• [GOAL]:
Will you write out the data exactly, excluding every picture?

Recorded data
--------------------
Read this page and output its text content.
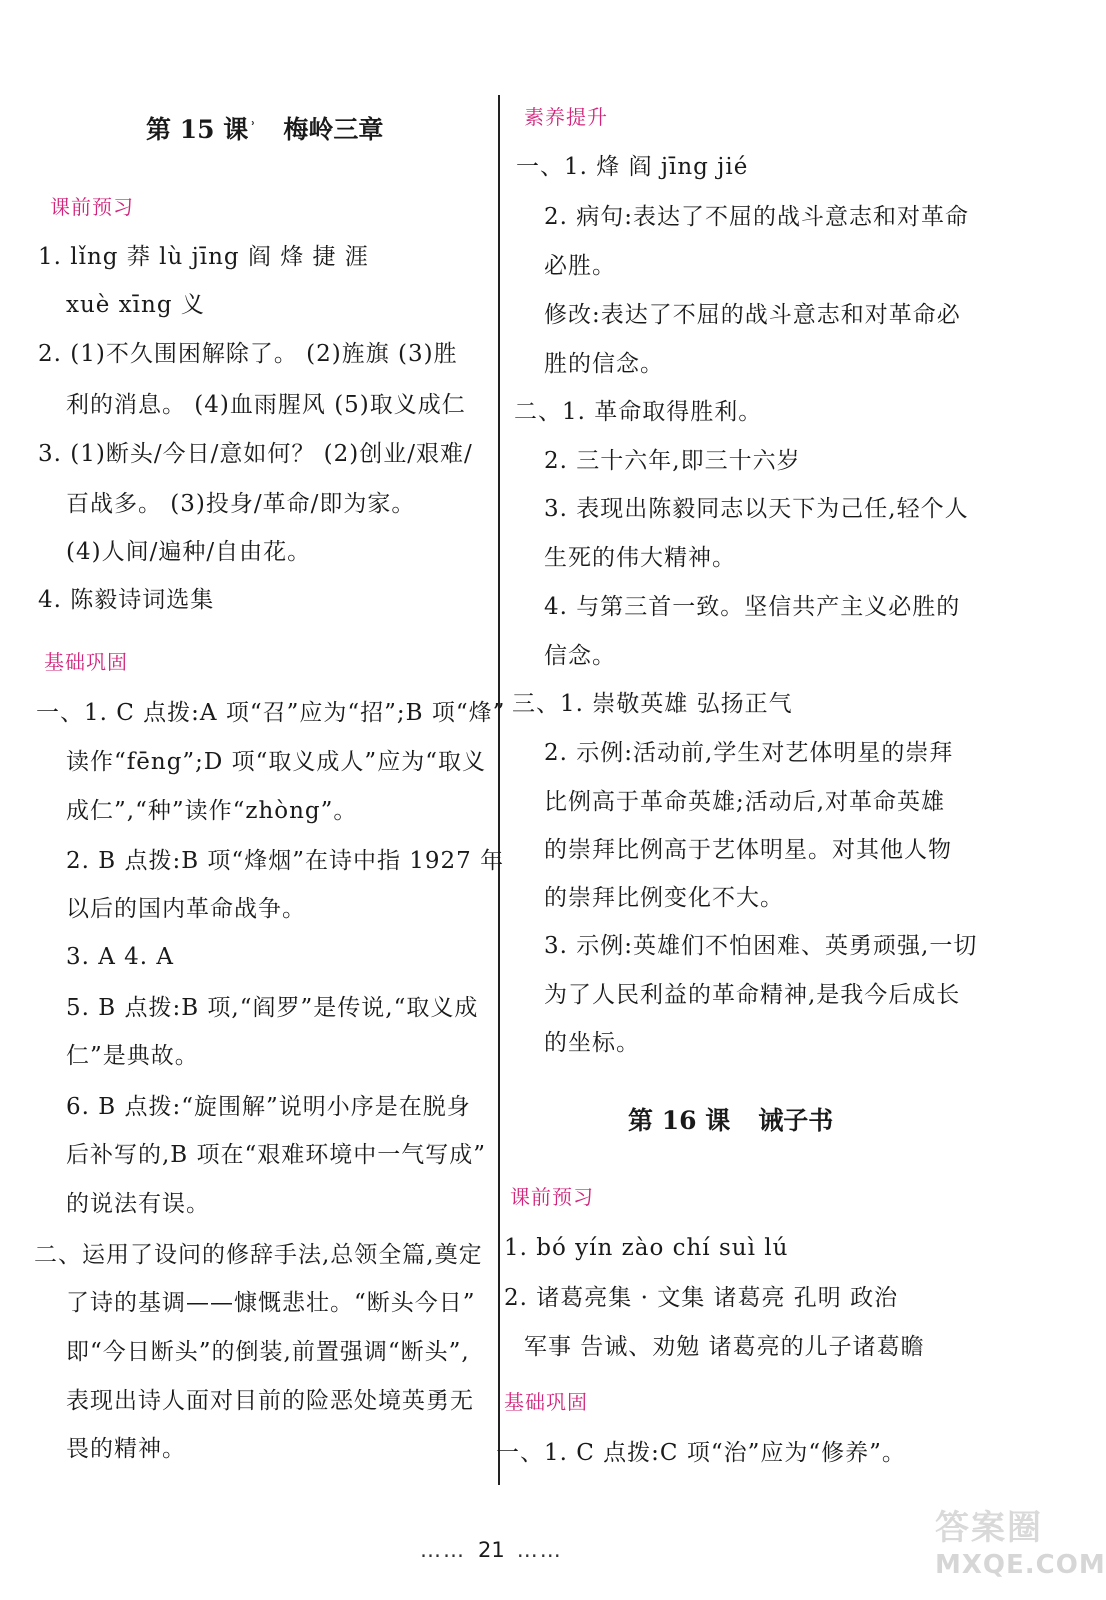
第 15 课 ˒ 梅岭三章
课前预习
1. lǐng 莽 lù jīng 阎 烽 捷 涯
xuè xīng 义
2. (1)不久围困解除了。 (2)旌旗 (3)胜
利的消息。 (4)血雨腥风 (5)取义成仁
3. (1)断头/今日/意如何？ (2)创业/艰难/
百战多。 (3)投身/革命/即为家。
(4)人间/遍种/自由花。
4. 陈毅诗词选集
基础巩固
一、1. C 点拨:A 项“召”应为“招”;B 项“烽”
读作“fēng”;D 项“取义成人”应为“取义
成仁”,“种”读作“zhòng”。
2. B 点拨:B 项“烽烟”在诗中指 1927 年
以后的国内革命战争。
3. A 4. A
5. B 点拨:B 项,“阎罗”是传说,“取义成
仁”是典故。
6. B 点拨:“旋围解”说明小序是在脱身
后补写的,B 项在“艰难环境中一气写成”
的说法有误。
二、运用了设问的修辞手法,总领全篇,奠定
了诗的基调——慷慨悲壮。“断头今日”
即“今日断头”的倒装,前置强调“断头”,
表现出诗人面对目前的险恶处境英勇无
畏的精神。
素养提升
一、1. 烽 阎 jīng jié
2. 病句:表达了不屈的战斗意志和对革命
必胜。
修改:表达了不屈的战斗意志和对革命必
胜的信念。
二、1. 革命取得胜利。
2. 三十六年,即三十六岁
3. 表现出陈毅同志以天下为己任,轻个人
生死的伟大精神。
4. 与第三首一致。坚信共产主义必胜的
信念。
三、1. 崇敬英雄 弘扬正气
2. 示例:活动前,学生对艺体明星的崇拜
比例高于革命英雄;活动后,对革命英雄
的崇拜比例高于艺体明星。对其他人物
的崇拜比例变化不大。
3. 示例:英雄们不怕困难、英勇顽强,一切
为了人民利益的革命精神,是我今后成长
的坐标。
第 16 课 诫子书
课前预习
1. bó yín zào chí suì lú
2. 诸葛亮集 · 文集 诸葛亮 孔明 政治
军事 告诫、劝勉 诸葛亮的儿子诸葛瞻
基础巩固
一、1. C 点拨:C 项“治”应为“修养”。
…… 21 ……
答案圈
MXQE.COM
--------------------
• [EXERCISE ANSWER]:
Read this page and output its text content.
第 15 课 ˒ 梅岭三章
课前预习
1. lǐng 莽 lù jīng 阎 烽 捷 涯
xuè xīng 义
2. (1)不久围困解除了。 (2)旌旗 (3)胜
利的消息。 (4)血雨腥风 (5)取义成仁
3. (1)断头/今日/意如何？ (2)创业/艰难/
百战多。 (3)投身/革命/即为家。
(4)人间/遍种/自由花。
4. 陈毅诗词选集
基础巩固
一、1. C 点拨:A 项“召”应为“招”;B 项“烽”
读作“fēng”;D 项“取义成人”应为“取义
成仁”,“种”读作“zhòng”。
2. B 点拨:B 项“烽烟”在诗中指 1927 年
以后的国内革命战争。
3. A 4. A
5. B 点拨:B 项,“阎罗”是传说,“取义成
仁”是典故。
6. B 点拨:“旋围解”说明小序是在脱身
后补写的,B 项在“艰难环境中一气写成”
的说法有误。
二、运用了设问的修辞手法,总领全篇,奠定
了诗的基调——慷慨悲壮。“断头今日”
即“今日断头”的倒装,前置强调“断头”,
表现出诗人面对目前的险恶处境英勇无
畏的精神。
素养提升
一、1. 烽 阎 jīng jié
2. 病句:表达了不屈的战斗意志和对革命
必胜。
修改:表达了不屈的战斗意志和对革命必
胜的信念。
二、1. 革命取得胜利。
2. 三十六年,即三十六岁
3. 表现出陈毅同志以天下为己任,轻个人
生死的伟大精神。
4. 与第三首一致。坚信共产主义必胜的
信念。
三、1. 崇敬英雄 弘扬正气
2. 示例:活动前,学生对艺体明星的崇拜
比例高于革命英雄;活动后,对革命英雄
的崇拜比例高于艺体明星。对其他人物
的崇拜比例变化不大。
3. 示例:英雄们不怕困难、英勇顽强,一切
为了人民利益的革命精神,是我今后成长
的坐标。
第 16 课 诫子书
课前预习
1. bó yín zào chí suì lú
2. 诸葛亮集 · 文集 诸葛亮 孔明 政治
军事 告诫、劝勉 诸葛亮的儿子诸葛瞻
基础巩固
一、1. C 点拨:C 项“治”应为“修养”。
…… 21 ……
答案圈
MXQE.COM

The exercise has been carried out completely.